Set exercise – What follows is a block of records; restate each one word for word.

Source material –
-=-=-
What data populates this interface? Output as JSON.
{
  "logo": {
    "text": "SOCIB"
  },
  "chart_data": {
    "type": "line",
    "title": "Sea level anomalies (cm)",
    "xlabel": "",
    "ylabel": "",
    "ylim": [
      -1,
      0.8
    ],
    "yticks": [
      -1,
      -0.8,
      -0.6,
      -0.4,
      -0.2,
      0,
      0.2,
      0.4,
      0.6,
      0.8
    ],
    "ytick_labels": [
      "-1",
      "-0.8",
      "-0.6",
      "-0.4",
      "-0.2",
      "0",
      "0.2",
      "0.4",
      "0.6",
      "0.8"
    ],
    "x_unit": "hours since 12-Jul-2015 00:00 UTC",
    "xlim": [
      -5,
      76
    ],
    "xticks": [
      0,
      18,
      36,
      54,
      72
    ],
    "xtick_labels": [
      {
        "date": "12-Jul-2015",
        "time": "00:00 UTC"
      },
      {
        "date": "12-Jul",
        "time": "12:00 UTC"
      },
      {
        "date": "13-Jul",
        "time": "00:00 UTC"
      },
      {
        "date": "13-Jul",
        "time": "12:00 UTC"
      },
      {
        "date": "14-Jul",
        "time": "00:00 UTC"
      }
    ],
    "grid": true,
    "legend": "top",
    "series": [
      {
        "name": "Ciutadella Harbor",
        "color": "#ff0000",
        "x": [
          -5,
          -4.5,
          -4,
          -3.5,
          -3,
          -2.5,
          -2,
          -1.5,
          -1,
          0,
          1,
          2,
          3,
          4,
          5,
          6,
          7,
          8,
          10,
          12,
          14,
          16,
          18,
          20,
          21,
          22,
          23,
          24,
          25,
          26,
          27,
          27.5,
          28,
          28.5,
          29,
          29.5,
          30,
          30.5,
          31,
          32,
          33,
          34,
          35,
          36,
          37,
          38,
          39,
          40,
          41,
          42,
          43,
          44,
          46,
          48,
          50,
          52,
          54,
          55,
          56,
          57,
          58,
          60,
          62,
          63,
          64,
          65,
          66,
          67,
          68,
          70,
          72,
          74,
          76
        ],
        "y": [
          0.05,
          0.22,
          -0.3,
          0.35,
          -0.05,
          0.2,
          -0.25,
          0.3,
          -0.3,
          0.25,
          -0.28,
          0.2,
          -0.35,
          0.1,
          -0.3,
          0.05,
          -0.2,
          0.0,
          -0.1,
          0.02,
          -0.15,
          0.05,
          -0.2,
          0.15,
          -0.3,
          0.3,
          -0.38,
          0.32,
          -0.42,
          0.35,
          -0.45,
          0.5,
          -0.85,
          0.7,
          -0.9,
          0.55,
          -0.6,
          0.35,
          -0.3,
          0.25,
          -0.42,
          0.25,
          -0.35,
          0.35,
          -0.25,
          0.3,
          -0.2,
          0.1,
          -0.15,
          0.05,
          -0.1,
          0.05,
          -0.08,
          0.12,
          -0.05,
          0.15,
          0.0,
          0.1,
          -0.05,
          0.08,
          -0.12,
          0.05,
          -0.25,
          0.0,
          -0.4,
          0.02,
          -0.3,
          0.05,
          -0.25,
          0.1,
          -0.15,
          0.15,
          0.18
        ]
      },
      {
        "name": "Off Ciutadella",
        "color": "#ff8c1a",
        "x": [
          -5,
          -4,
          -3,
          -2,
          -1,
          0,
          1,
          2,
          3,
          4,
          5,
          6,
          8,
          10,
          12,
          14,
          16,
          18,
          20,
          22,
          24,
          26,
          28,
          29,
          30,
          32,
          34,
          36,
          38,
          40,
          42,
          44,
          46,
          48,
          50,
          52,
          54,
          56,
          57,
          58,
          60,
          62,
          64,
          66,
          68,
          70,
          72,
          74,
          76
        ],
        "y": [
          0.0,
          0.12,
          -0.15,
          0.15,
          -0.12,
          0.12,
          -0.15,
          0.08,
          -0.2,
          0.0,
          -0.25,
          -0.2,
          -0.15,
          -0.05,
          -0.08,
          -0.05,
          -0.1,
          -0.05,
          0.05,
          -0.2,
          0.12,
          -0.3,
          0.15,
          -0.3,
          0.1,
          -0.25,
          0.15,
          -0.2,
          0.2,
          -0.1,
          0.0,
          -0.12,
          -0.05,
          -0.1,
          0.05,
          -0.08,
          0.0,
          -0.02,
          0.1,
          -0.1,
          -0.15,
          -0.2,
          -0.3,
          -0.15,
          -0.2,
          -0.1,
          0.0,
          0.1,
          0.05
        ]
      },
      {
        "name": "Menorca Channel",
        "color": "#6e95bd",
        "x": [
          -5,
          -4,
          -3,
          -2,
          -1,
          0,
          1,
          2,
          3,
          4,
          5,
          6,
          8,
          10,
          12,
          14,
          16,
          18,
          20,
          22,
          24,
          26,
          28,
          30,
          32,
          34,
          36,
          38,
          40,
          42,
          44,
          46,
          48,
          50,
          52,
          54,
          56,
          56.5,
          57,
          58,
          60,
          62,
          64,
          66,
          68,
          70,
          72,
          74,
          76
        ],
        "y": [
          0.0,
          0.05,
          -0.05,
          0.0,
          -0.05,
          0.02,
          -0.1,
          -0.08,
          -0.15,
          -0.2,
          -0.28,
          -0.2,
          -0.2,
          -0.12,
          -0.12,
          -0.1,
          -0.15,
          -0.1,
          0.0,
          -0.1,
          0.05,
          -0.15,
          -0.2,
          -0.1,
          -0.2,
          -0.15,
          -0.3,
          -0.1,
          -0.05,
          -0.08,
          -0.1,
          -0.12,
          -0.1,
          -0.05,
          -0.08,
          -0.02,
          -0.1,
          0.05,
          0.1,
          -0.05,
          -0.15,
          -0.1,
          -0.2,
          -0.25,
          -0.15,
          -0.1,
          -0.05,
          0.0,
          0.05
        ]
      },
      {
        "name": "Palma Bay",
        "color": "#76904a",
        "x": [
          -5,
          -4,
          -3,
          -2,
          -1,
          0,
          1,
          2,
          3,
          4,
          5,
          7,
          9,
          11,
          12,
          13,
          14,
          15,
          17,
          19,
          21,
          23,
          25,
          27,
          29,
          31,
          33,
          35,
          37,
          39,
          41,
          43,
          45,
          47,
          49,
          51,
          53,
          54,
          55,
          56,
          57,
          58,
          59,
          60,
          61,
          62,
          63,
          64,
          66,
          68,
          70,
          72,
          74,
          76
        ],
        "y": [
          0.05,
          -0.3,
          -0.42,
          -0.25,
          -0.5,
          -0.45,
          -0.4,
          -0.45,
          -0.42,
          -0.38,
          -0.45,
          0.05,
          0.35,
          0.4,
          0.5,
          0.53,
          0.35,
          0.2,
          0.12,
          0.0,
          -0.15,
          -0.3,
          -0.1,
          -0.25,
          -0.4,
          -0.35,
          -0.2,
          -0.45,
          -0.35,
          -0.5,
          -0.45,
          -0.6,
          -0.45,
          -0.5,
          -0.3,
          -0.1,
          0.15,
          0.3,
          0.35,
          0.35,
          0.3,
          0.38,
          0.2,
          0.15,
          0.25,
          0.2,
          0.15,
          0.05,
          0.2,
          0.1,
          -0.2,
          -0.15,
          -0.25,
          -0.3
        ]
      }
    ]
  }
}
-=-=-
The answer –
What data populates this interface? Output as JSON.
{
  "logo": {
    "text": "SOCIB"
  },
  "chart_data": {
    "type": "line",
    "title": "Sea level anomalies (cm)",
    "xlabel": "",
    "ylabel": "",
    "ylim": [
      -1,
      0.8
    ],
    "yticks": [
      -1,
      -0.8,
      -0.6,
      -0.4,
      -0.2,
      0,
      0.2,
      0.4,
      0.6,
      0.8
    ],
    "ytick_labels": [
      "-1",
      "-0.8",
      "-0.6",
      "-0.4",
      "-0.2",
      "0",
      "0.2",
      "0.4",
      "0.6",
      "0.8"
    ],
    "x_unit": "hours since 12-Jul-2015 00:00 UTC",
    "xlim": [
      -5,
      76
    ],
    "xticks": [
      0,
      18,
      36,
      54,
      72
    ],
    "xtick_labels": [
      {
        "date": "12-Jul-2015",
        "time": "00:00 UTC"
      },
      {
        "date": "12-Jul",
        "time": "12:00 UTC"
      },
      {
        "date": "13-Jul",
        "time": "00:00 UTC"
      },
      {
        "date": "13-Jul",
        "time": "12:00 UTC"
      },
      {
        "date": "14-Jul",
        "time": "00:00 UTC"
      }
    ],
    "grid": true,
    "legend": "top",
    "series": [
      {
        "name": "Ciutadella Harbor",
        "color": "#ff0000",
        "x": [
          -5,
          -4.5,
          -4,
          -3.5,
          -3,
          -2.5,
          -2,
          -1.5,
          -1,
          0,
          1,
          2,
          3,
          4,
          5,
          6,
          7,
          8,
          10,
          12,
          14,
          16,
          18,
          20,
          21,
          22,
          23,
          24,
          25,
          26,
          27,
          27.5,
          28,
          28.5,
          29,
          29.5,
          30,
          30.5,
          31,
          32,
          33,
          34,
          35,
          36,
          37,
          38,
          39,
          40,
          41,
          42,
          43,
          44,
          46,
          48,
          50,
          52,
          54,
          55,
          56,
          57,
          58,
          60,
          62,
          63,
          64,
          65,
          66,
          67,
          68,
          70,
          72,
          74,
          76
        ],
        "y": [
          0.05,
          0.22,
          -0.3,
          0.35,
          -0.05,
          0.2,
          -0.25,
          0.3,
          -0.3,
          0.25,
          -0.28,
          0.2,
          -0.35,
          0.1,
          -0.3,
          0.05,
          -0.2,
          0.0,
          -0.1,
          0.02,
          -0.15,
          0.05,
          -0.2,
          0.15,
          -0.3,
          0.3,
          -0.38,
          0.32,
          -0.42,
          0.35,
          -0.45,
          0.5,
          -0.85,
          0.7,
          -0.9,
          0.55,
          -0.6,
          0.35,
          -0.3,
          0.25,
          -0.42,
          0.25,
          -0.35,
          0.35,
          -0.25,
          0.3,
          -0.2,
          0.1,
          -0.15,
          0.05,
          -0.1,
          0.05,
          -0.08,
          0.12,
          -0.05,
          0.15,
          0.0,
          0.1,
          -0.05,
          0.08,
          -0.12,
          0.05,
          -0.25,
          0.0,
          -0.4,
          0.02,
          -0.3,
          0.05,
          -0.25,
          0.1,
          -0.15,
          0.15,
          0.18
        ]
      },
      {
        "name": "Off Ciutadella",
        "color": "#ff8c1a",
        "x": [
          -5,
          -4,
          -3,
          -2,
          -1,
          0,
          1,
          2,
          3,
          4,
          5,
          6,
          8,
          10,
          12,
          14,
          16,
          18,
          20,
          22,
          24,
          26,
          28,
          29,
          30,
          32,
          34,
          36,
          38,
          40,
          42,
          44,
          46,
          48,
          50,
          52,
          54,
          56,
          57,
          58,
          60,
          62,
          64,
          66,
          68,
          70,
          72,
          74,
          76
        ],
        "y": [
          0.0,
          0.12,
          -0.15,
          0.15,
          -0.12,
          0.12,
          -0.15,
          0.08,
          -0.2,
          0.0,
          -0.25,
          -0.2,
          -0.15,
          -0.05,
          -0.08,
          -0.05,
          -0.1,
          -0.05,
          0.05,
          -0.2,
          0.12,
          -0.3,
          0.15,
          -0.3,
          0.1,
          -0.25,
          0.15,
          -0.2,
          0.2,
          -0.1,
          0.0,
          -0.12,
          -0.05,
          -0.1,
          0.05,
          -0.08,
          0.0,
          -0.02,
          0.1,
          -0.1,
          -0.15,
          -0.2,
          -0.3,
          -0.15,
          -0.2,
          -0.1,
          0.0,
          0.1,
          0.05
        ]
      },
      {
        "name": "Menorca Channel",
        "color": "#6e95bd",
        "x": [
          -5,
          -4,
          -3,
          -2,
          -1,
          0,
          1,
          2,
          3,
          4,
          5,
          6,
          8,
          10,
          12,
          14,
          16,
          18,
          20,
          22,
          24,
          26,
          28,
          30,
          32,
          34,
          36,
          38,
          40,
          42,
          44,
          46,
          48,
          50,
          52,
          54,
          56,
          56.5,
          57,
          58,
          60,
          62,
          64,
          66,
          68,
          70,
          72,
          74,
          76
        ],
        "y": [
          0.0,
          0.05,
          -0.05,
          0.0,
          -0.05,
          0.02,
          -0.1,
          -0.08,
          -0.15,
          -0.2,
          -0.28,
          -0.2,
          -0.2,
          -0.12,
          -0.12,
          -0.1,
          -0.15,
          -0.1,
          0.0,
          -0.1,
          0.05,
          -0.15,
          -0.2,
          -0.1,
          -0.2,
          -0.15,
          -0.3,
          -0.1,
          -0.05,
          -0.08,
          -0.1,
          -0.12,
          -0.1,
          -0.05,
          -0.08,
          -0.02,
          -0.1,
          0.05,
          0.1,
          -0.05,
          -0.15,
          -0.1,
          -0.2,
          -0.25,
          -0.15,
          -0.1,
          -0.05,
          0.0,
          0.05
        ]
      },
      {
        "name": "Palma Bay",
        "color": "#76904a",
        "x": [
          -5,
          -4,
          -3,
          -2,
          -1,
          0,
          1,
          2,
          3,
          4,
          5,
          7,
          9,
          11,
          12,
          13,
          14,
          15,
          17,
          19,
          21,
          23,
          25,
          27,
          29,
          31,
          33,
          35,
          37,
          39,
          41,
          43,
          45,
          47,
          49,
          51,
          53,
          54,
          55,
          56,
          57,
          58,
          59,
          60,
          61,
          62,
          63,
          64,
          66,
          68,
          70,
          72,
          74,
          76
        ],
        "y": [
          0.05,
          -0.3,
          -0.42,
          -0.25,
          -0.5,
          -0.45,
          -0.4,
          -0.45,
          -0.42,
          -0.38,
          -0.45,
          0.05,
          0.35,
          0.4,
          0.5,
          0.53,
          0.35,
          0.2,
          0.12,
          0.0,
          -0.15,
          -0.3,
          -0.1,
          -0.25,
          -0.4,
          -0.35,
          -0.2,
          -0.45,
          -0.35,
          -0.5,
          -0.45,
          -0.6,
          -0.45,
          -0.5,
          -0.3,
          -0.1,
          0.15,
          0.3,
          0.35,
          0.35,
          0.3,
          0.38,
          0.2,
          0.15,
          0.25,
          0.2,
          0.15,
          0.05,
          0.2,
          0.1,
          -0.2,
          -0.15,
          -0.25,
          -0.3
        ]
      }
    ]
  }
}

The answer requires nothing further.